## Given task
Reproduce each line exactly, including spacing and punctuation.

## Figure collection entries
....
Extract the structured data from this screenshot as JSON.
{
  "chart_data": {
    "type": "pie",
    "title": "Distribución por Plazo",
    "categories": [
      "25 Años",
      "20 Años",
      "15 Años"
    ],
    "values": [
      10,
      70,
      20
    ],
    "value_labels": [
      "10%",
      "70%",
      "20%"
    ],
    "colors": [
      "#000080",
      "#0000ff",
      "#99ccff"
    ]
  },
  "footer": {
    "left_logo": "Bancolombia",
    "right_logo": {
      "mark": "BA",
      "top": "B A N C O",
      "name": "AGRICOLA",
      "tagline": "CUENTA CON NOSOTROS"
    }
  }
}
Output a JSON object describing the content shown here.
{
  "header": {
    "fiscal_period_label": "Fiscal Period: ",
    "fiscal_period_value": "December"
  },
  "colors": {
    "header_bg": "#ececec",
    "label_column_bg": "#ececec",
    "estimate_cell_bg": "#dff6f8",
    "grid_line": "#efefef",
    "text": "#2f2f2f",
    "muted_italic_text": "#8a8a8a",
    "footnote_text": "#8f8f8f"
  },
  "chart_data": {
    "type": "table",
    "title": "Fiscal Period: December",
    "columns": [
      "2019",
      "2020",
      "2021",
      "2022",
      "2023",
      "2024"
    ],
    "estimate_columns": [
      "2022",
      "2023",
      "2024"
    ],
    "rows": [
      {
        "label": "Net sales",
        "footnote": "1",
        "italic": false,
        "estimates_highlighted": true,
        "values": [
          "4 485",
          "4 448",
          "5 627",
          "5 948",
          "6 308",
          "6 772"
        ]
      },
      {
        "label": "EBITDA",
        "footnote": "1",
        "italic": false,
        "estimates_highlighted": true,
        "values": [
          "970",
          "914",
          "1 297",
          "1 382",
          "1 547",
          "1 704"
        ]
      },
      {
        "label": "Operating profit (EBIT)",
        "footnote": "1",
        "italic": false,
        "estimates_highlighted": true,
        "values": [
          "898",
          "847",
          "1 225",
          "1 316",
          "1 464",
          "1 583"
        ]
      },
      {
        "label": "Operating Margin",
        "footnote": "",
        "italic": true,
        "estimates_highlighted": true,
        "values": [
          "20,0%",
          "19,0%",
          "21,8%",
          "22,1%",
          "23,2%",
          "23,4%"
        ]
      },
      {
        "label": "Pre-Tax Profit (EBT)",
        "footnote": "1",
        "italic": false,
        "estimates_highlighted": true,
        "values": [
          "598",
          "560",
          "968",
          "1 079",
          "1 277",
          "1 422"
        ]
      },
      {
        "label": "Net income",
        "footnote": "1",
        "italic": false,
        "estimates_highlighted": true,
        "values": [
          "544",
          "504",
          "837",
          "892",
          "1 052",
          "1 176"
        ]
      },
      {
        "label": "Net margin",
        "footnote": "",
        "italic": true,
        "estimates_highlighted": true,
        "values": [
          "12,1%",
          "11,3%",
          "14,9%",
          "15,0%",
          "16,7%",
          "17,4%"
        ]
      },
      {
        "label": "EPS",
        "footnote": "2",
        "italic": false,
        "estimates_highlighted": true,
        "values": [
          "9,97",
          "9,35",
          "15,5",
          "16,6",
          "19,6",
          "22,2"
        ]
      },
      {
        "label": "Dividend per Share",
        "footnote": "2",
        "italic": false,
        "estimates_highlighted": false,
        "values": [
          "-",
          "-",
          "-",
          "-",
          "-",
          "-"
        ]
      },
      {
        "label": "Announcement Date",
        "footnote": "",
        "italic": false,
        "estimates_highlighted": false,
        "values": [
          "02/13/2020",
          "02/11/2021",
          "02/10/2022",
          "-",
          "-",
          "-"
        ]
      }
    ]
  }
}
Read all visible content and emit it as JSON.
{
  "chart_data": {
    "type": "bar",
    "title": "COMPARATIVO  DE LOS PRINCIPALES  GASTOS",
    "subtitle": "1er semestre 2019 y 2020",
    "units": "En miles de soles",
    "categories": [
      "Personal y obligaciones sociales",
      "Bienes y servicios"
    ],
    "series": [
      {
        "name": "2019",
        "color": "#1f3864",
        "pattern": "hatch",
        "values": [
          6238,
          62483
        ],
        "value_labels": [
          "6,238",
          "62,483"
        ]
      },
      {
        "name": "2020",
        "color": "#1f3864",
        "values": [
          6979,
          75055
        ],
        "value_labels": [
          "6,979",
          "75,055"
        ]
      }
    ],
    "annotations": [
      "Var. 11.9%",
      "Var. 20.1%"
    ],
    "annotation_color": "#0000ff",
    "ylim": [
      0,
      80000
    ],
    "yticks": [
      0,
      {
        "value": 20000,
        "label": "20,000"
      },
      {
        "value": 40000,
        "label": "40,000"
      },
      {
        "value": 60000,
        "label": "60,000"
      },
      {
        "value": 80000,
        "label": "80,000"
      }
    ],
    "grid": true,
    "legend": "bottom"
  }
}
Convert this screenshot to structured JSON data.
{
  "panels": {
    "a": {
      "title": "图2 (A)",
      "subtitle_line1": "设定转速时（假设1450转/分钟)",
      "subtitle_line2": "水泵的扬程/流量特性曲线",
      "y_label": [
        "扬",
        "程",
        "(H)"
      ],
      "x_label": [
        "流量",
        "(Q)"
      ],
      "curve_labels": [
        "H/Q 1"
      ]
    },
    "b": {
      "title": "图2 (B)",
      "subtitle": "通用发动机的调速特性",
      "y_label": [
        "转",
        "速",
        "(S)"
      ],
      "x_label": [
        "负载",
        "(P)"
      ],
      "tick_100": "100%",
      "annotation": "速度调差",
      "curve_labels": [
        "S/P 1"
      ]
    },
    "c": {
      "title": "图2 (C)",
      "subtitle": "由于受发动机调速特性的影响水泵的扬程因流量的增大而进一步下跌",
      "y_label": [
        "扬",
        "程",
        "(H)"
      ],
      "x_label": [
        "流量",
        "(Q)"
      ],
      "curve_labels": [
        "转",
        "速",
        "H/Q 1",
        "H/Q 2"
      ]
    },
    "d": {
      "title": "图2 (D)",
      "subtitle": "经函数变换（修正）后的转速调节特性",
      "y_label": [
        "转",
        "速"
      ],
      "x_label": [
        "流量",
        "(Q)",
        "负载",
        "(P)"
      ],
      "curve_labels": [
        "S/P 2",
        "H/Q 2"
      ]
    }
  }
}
....
## Solution to this exercise
Extract the structured data from this screenshot as JSON.
{
  "chart_data": {
    "type": "pie",
    "title": "Distribución por Plazo",
    "categories": [
      "25 Años",
      "20 Años",
      "15 Años"
    ],
    "values": [
      10,
      70,
      20
    ],
    "value_labels": [
      "10%",
      "70%",
      "20%"
    ],
    "colors": [
      "#000080",
      "#0000ff",
      "#99ccff"
    ]
  },
  "footer": {
    "left_logo": "Bancolombia",
    "right_logo": {
      "mark": "BA",
      "top": "B A N C O",
      "name": "AGRICOLA",
      "tagline": "CUENTA CON NOSOTROS"
    }
  }
}
Output a JSON object describing the content shown here.
{
  "header": {
    "fiscal_period_label": "Fiscal Period: ",
    "fiscal_period_value": "December"
  },
  "colors": {
    "header_bg": "#ececec",
    "label_column_bg": "#ececec",
    "estimate_cell_bg": "#dff6f8",
    "grid_line": "#efefef",
    "text": "#2f2f2f",
    "muted_italic_text": "#8a8a8a",
    "footnote_text": "#8f8f8f"
  },
  "chart_data": {
    "type": "table",
    "title": "Fiscal Period: December",
    "columns": [
      "2019",
      "2020",
      "2021",
      "2022",
      "2023",
      "2024"
    ],
    "estimate_columns": [
      "2022",
      "2023",
      "2024"
    ],
    "rows": [
      {
        "label": "Net sales",
        "footnote": "1",
        "italic": false,
        "estimates_highlighted": true,
        "values": [
          "4 485",
          "4 448",
          "5 627",
          "5 948",
          "6 308",
          "6 772"
        ]
      },
      {
        "label": "EBITDA",
        "footnote": "1",
        "italic": false,
        "estimates_highlighted": true,
        "values": [
          "970",
          "914",
          "1 297",
          "1 382",
          "1 547",
          "1 704"
        ]
      },
      {
        "label": "Operating profit (EBIT)",
        "footnote": "1",
        "italic": false,
        "estimates_highlighted": true,
        "values": [
          "898",
          "847",
          "1 225",
          "1 316",
          "1 464",
          "1 583"
        ]
      },
      {
        "label": "Operating Margin",
        "footnote": "",
        "italic": true,
        "estimates_highlighted": true,
        "values": [
          "20,0%",
          "19,0%",
          "21,8%",
          "22,1%",
          "23,2%",
          "23,4%"
        ]
      },
      {
        "label": "Pre-Tax Profit (EBT)",
        "footnote": "1",
        "italic": false,
        "estimates_highlighted": true,
        "values": [
          "598",
          "560",
          "968",
          "1 079",
          "1 277",
          "1 422"
        ]
      },
      {
        "label": "Net income",
        "footnote": "1",
        "italic": false,
        "estimates_highlighted": true,
        "values": [
          "544",
          "504",
          "837",
          "892",
          "1 052",
          "1 176"
        ]
      },
      {
        "label": "Net margin",
        "footnote": "",
        "italic": true,
        "estimates_highlighted": true,
        "values": [
          "12,1%",
          "11,3%",
          "14,9%",
          "15,0%",
          "16,7%",
          "17,4%"
        ]
      },
      {
        "label": "EPS",
        "footnote": "2",
        "italic": false,
        "estimates_highlighted": true,
        "values": [
          "9,97",
          "9,35",
          "15,5",
          "16,6",
          "19,6",
          "22,2"
        ]
      },
      {
        "label": "Dividend per Share",
        "footnote": "2",
        "italic": false,
        "estimates_highlighted": false,
        "values": [
          "-",
          "-",
          "-",
          "-",
          "-",
          "-"
        ]
      },
      {
        "label": "Announcement Date",
        "footnote": "",
        "italic": false,
        "estimates_highlighted": false,
        "values": [
          "02/13/2020",
          "02/11/2021",
          "02/10/2022",
          "-",
          "-",
          "-"
        ]
      }
    ]
  }
}
Read all visible content and emit it as JSON.
{
  "chart_data": {
    "type": "bar",
    "title": "COMPARATIVO  DE LOS PRINCIPALES  GASTOS",
    "subtitle": "1er semestre 2019 y 2020",
    "units": "En miles de soles",
    "categories": [
      "Personal y obligaciones sociales",
      "Bienes y servicios"
    ],
    "series": [
      {
        "name": "2019",
        "color": "#1f3864",
        "pattern": "hatch",
        "values": [
          6238,
          62483
        ],
        "value_labels": [
          "6,238",
          "62,483"
        ]
      },
      {
        "name": "2020",
        "color": "#1f3864",
        "values": [
          6979,
          75055
        ],
        "value_labels": [
          "6,979",
          "75,055"
        ]
      }
    ],
    "annotations": [
      "Var. 11.9%",
      "Var. 20.1%"
    ],
    "annotation_color": "#0000ff",
    "ylim": [
      0,
      80000
    ],
    "yticks": [
      0,
      {
        "value": 20000,
        "label": "20,000"
      },
      {
        "value": 40000,
        "label": "40,000"
      },
      {
        "value": 60000,
        "label": "60,000"
      },
      {
        "value": 80000,
        "label": "80,000"
      }
    ],
    "grid": true,
    "legend": "bottom"
  }
}
Convert this screenshot to structured JSON data.
{
  "panels": {
    "a": {
      "title": "图2 (A)",
      "subtitle_line1": "设定转速时（假设1450转/分钟)",
      "subtitle_line2": "水泵的扬程/流量特性曲线",
      "y_label": [
        "扬",
        "程",
        "(H)"
      ],
      "x_label": [
        "流量",
        "(Q)"
      ],
      "curve_labels": [
        "H/Q 1"
      ]
    },
    "b": {
      "title": "图2 (B)",
      "subtitle": "通用发动机的调速特性",
      "y_label": [
        "转",
        "速",
        "(S)"
      ],
      "x_label": [
        "负载",
        "(P)"
      ],
      "tick_100": "100%",
      "annotation": "速度调差",
      "curve_labels": [
        "S/P 1"
      ]
    },
    "c": {
      "title": "图2 (C)",
      "subtitle": "由于受发动机调速特性的影响水泵的扬程因流量的增大而进一步下跌",
      "y_label": [
        "扬",
        "程",
        "(H)"
      ],
      "x_label": [
        "流量",
        "(Q)"
      ],
      "curve_labels": [
        "转",
        "速",
        "H/Q 1",
        "H/Q 2"
      ]
    },
    "d": {
      "title": "图2 (D)",
      "subtitle": "经函数变换（修正）后的转速调节特性",
      "y_label": [
        "转",
        "速"
      ],
      "x_label": [
        "流量",
        "(Q)",
        "负载",
        "(P)"
      ],
      "curve_labels": [
        "S/P 2",
        "H/Q 2"
      ]
    }
  }
}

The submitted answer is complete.